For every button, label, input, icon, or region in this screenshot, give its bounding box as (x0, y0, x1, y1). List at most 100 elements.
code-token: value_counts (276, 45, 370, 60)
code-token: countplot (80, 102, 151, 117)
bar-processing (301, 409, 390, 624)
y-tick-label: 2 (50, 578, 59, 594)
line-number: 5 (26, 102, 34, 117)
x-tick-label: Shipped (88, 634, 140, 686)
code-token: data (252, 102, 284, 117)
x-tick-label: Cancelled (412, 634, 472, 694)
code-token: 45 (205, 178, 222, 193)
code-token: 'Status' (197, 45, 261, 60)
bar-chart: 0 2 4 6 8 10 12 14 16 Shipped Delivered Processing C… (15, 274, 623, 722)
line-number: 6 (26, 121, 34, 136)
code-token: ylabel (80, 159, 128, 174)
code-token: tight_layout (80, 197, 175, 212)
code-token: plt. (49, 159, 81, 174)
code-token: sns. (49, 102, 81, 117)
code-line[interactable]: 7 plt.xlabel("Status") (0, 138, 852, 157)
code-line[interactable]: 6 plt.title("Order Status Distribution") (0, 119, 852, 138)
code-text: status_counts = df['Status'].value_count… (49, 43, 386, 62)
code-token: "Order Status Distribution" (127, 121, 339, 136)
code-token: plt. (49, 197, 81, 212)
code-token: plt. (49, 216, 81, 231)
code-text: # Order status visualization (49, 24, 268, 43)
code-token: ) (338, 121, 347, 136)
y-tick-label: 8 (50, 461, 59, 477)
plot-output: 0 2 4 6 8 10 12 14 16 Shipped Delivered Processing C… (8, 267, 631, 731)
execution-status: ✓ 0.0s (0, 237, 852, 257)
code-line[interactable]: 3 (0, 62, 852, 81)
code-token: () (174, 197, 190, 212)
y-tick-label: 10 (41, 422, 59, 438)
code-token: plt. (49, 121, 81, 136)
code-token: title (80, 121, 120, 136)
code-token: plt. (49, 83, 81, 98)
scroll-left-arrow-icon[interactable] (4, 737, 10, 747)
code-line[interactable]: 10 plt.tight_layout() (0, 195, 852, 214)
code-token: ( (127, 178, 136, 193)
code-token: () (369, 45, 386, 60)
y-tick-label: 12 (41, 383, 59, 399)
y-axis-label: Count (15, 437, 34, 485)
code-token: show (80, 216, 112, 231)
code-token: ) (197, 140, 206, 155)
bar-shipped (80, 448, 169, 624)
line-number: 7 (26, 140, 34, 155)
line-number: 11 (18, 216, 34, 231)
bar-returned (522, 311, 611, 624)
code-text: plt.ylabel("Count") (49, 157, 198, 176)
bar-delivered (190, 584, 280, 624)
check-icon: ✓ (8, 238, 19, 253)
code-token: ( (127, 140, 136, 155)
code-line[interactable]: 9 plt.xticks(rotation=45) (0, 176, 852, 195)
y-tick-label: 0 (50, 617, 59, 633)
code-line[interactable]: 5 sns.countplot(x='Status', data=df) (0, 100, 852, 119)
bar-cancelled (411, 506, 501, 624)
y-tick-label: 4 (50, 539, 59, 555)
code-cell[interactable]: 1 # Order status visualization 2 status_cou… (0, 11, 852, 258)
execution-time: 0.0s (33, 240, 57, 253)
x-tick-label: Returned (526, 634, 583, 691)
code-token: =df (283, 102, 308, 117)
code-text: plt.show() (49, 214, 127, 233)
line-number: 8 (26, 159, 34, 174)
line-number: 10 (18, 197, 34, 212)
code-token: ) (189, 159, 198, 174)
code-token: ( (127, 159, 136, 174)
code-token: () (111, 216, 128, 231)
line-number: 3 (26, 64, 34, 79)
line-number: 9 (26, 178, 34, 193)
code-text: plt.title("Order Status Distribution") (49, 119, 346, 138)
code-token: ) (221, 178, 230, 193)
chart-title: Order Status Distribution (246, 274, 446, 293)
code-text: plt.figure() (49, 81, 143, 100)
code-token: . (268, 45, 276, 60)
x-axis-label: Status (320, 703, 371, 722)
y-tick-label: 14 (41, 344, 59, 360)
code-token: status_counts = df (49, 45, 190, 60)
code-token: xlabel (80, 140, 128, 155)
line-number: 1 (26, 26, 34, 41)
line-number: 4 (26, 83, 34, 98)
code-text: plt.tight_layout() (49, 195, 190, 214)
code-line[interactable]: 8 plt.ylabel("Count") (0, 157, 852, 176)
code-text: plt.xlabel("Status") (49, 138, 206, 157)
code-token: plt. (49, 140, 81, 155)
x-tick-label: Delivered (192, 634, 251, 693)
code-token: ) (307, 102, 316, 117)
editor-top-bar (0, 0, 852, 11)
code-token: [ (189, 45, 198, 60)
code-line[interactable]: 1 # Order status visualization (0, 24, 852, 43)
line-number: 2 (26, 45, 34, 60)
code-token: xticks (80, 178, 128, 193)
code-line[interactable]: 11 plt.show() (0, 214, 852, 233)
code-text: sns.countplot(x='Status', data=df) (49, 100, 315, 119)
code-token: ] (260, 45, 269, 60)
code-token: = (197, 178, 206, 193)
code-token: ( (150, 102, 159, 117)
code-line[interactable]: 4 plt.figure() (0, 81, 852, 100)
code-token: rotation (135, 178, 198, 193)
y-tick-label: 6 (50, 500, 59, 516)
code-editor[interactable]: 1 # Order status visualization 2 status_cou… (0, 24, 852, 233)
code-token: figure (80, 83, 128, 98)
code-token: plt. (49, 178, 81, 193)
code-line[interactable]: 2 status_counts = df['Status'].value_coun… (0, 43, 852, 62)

· · · · ·

» Exercise task
Retype all of the data above line for line, without changing anything.

» Answer for this exercise
For every button, label, input, icon, or region in this screenshot, give its bounding box as (x0, y0, x1, y1). List at most 100 elements.
code-token: value_counts (276, 45, 370, 60)
code-token: countplot (80, 102, 151, 117)
bar-processing (301, 409, 390, 624)
y-tick-label: 2 (50, 578, 59, 594)
line-number: 5 (26, 102, 34, 117)
x-tick-label: Shipped (88, 634, 140, 686)
code-token: data (252, 102, 284, 117)
x-tick-label: Cancelled (412, 634, 472, 694)
code-token: 45 (205, 178, 222, 193)
code-token: 'Status' (197, 45, 261, 60)
bar-chart: 0 2 4 6 8 10 12 14 16 Shipped Delivered Processing C… (15, 274, 623, 722)
line-number: 6 (26, 121, 34, 136)
code-token: ylabel (80, 159, 128, 174)
code-token: tight_layout (80, 197, 175, 212)
code-token: plt. (49, 159, 81, 174)
code-token: sns. (49, 102, 81, 117)
code-line[interactable]: 7 plt.xlabel("Status") (0, 138, 852, 157)
code-line[interactable]: 6 plt.title("Order Status Distribution") (0, 119, 852, 138)
code-text: status_counts = df['Status'].value_count… (49, 43, 386, 62)
code-token: "Order Status Distribution" (127, 121, 339, 136)
code-token: plt. (49, 197, 81, 212)
code-token: plt. (49, 216, 81, 231)
code-text: # Order status visualization (49, 24, 268, 43)
code-token: ) (338, 121, 347, 136)
y-tick-label: 8 (50, 461, 59, 477)
plot-output: 0 2 4 6 8 10 12 14 16 Shipped Delivered Processing C… (8, 267, 631, 731)
execution-status: ✓ 0.0s (0, 237, 852, 257)
code-line[interactable]: 3 (0, 62, 852, 81)
code-token: () (174, 197, 190, 212)
y-tick-label: 10 (41, 422, 59, 438)
code-token: plt. (49, 121, 81, 136)
code-token: title (80, 121, 120, 136)
code-token: plt. (49, 83, 81, 98)
scroll-left-arrow-icon[interactable] (4, 737, 10, 747)
code-line[interactable]: 10 plt.tight_layout() (0, 195, 852, 214)
code-token: ( (127, 178, 136, 193)
code-token: () (369, 45, 386, 60)
y-tick-label: 12 (41, 383, 59, 399)
y-axis-label: Count (15, 437, 34, 485)
code-token: show (80, 216, 112, 231)
code-token: ) (197, 140, 206, 155)
bar-shipped (80, 448, 169, 624)
line-number: 7 (26, 140, 34, 155)
line-number: 11 (18, 216, 34, 231)
bar-returned (522, 311, 611, 624)
code-text: plt.ylabel("Count") (49, 157, 198, 176)
bar-delivered (190, 584, 280, 624)
check-icon: ✓ (8, 238, 19, 253)
code-token: ( (127, 140, 136, 155)
code-line[interactable]: 9 plt.xticks(rotation=45) (0, 176, 852, 195)
y-tick-label: 0 (50, 617, 59, 633)
code-line[interactable]: 5 sns.countplot(x='Status', data=df) (0, 100, 852, 119)
bar-cancelled (411, 506, 501, 624)
y-tick-label: 4 (50, 539, 59, 555)
code-cell[interactable]: 1 # Order status visualization 2 status_cou… (0, 11, 852, 258)
execution-time: 0.0s (33, 240, 57, 253)
x-tick-label: Returned (526, 634, 583, 691)
code-token: =df (283, 102, 308, 117)
code-text: plt.show() (49, 214, 127, 233)
line-number: 8 (26, 159, 34, 174)
line-number: 10 (18, 197, 34, 212)
code-token: ) (189, 159, 198, 174)
code-token: ( (127, 159, 136, 174)
code-token: () (111, 216, 128, 231)
line-number: 3 (26, 64, 34, 79)
line-number: 9 (26, 178, 34, 193)
code-text: plt.title("Order Status Distribution") (49, 119, 346, 138)
code-token: ) (221, 178, 230, 193)
chart-title: Order Status Distribution (246, 274, 446, 293)
code-text: plt.figure() (49, 81, 143, 100)
code-token: . (268, 45, 276, 60)
x-axis-label: Status (320, 703, 371, 722)
y-tick-label: 14 (41, 344, 59, 360)
code-token: status_counts = df (49, 45, 190, 60)
code-token: xlabel (80, 140, 128, 155)
line-number: 1 (26, 26, 34, 41)
line-number: 4 (26, 83, 34, 98)
code-text: plt.tight_layout() (49, 195, 190, 214)
code-line[interactable]: 8 plt.ylabel("Count") (0, 157, 852, 176)
code-text: plt.xlabel("Status") (49, 138, 206, 157)
code-token: plt. (49, 140, 81, 155)
x-tick-label: Delivered (192, 634, 251, 693)
code-token: ) (307, 102, 316, 117)
editor-top-bar (0, 0, 852, 11)
code-token: [ (189, 45, 198, 60)
code-line[interactable]: 1 # Order status visualization (0, 24, 852, 43)
line-number: 2 (26, 45, 34, 60)
code-token: xticks (80, 178, 128, 193)
code-line[interactable]: 11 plt.show() (0, 214, 852, 233)
code-text: sns.countplot(x='Status', data=df) (49, 100, 315, 119)
code-token: ] (260, 45, 269, 60)
code-token: = (197, 178, 206, 193)
code-token: ( (150, 102, 159, 117)
code-line[interactable]: 4 plt.figure() (0, 81, 852, 100)
code-token: rotation (135, 178, 198, 193)
y-tick-label: 6 (50, 500, 59, 516)
code-editor[interactable]: 1 # Order status visualization 2 status_cou… (0, 24, 852, 233)
code-token: figure (80, 83, 128, 98)
code-token: plt. (49, 178, 81, 193)
code-line[interactable]: 2 status_counts = df['Status'].value_coun… (0, 43, 852, 62)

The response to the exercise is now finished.